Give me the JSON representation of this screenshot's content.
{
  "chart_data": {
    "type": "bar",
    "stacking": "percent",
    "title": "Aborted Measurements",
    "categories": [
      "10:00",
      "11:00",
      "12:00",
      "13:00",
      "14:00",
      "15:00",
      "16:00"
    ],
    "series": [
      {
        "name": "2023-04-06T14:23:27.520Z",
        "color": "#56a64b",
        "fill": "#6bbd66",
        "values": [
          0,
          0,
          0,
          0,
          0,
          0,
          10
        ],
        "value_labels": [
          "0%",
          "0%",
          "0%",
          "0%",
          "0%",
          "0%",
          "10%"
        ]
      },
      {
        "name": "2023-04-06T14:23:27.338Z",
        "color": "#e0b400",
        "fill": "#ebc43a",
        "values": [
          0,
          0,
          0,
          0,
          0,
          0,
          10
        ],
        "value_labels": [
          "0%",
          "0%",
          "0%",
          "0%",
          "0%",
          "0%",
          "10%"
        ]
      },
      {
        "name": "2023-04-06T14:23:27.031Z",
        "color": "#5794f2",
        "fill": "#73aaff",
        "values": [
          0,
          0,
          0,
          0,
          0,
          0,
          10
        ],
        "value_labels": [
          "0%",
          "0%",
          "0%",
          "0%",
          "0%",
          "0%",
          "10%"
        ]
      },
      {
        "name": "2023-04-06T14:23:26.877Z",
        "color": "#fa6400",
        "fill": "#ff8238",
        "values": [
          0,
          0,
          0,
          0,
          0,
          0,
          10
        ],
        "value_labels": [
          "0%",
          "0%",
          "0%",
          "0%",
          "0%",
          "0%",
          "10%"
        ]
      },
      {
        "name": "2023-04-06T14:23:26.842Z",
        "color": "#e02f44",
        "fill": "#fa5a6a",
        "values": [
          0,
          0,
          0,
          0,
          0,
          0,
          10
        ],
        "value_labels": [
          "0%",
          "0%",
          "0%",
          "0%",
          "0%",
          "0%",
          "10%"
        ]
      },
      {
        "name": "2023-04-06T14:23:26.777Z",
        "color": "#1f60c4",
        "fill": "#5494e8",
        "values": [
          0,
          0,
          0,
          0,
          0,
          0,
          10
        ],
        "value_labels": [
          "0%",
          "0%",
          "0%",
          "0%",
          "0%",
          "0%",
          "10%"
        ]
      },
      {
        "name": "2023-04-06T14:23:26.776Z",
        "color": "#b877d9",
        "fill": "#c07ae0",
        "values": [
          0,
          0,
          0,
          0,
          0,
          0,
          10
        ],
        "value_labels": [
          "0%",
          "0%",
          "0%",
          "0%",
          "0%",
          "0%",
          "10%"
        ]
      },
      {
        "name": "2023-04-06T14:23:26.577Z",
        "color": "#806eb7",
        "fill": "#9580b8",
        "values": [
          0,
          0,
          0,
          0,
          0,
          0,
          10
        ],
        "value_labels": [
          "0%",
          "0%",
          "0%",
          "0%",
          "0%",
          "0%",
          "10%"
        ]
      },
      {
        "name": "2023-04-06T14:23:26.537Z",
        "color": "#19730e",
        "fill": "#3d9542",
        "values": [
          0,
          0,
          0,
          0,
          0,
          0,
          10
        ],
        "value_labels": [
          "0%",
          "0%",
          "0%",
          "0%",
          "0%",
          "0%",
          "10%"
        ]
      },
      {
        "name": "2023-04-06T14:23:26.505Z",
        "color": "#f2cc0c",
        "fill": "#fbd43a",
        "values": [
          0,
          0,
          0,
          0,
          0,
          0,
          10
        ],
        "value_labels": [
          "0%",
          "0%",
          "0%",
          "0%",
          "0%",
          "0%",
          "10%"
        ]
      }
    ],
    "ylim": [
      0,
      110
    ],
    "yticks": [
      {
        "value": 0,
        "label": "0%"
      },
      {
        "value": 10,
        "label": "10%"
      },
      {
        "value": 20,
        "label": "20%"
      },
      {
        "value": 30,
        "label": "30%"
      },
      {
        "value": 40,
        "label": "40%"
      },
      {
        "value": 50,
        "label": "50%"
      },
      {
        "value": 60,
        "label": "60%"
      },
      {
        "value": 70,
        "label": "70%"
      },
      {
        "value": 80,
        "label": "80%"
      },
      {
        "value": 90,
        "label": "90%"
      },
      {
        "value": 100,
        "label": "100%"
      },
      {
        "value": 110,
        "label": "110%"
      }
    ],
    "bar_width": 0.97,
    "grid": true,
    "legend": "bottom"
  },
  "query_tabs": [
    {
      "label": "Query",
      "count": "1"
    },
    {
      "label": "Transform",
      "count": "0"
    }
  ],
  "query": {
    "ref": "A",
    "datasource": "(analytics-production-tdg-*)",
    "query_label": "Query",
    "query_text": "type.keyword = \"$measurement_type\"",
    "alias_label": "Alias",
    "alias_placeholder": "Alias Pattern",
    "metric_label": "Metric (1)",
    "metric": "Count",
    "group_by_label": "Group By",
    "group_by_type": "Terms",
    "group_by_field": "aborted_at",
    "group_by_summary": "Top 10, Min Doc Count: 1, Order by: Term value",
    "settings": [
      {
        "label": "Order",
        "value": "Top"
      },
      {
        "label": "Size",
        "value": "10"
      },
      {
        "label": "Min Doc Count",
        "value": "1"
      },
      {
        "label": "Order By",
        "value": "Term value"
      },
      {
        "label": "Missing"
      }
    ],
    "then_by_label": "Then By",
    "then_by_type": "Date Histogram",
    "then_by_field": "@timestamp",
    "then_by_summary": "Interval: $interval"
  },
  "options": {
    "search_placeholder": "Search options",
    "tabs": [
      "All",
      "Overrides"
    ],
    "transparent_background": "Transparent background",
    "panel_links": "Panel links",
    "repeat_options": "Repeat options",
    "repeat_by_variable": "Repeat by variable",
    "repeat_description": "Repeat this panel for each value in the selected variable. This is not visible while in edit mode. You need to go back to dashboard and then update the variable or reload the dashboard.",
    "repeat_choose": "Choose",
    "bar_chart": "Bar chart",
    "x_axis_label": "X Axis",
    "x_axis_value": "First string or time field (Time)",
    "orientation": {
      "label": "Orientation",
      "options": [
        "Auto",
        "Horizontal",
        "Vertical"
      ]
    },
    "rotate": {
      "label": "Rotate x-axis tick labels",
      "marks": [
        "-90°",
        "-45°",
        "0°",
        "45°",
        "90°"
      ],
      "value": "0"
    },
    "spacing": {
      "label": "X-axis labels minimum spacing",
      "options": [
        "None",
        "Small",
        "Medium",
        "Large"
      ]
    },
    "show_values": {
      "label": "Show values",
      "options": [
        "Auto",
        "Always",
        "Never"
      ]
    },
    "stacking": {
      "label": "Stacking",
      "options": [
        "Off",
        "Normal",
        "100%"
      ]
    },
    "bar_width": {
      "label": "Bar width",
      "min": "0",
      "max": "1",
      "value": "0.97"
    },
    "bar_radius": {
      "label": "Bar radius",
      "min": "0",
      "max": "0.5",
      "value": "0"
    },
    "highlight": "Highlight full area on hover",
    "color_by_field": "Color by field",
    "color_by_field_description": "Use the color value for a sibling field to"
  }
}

————

§ EXERCISE AIM: Which lines of the data include "this"? Copy each of them.

§ RESULT BELOW:
Give me the JSON representation of this screenshot's content.
    "repeat_description": "Repeat this panel for each value in the selected variable. This is not visible while in edit mode. You need to go back to dashboard and then update the variable or reload the dashboard.",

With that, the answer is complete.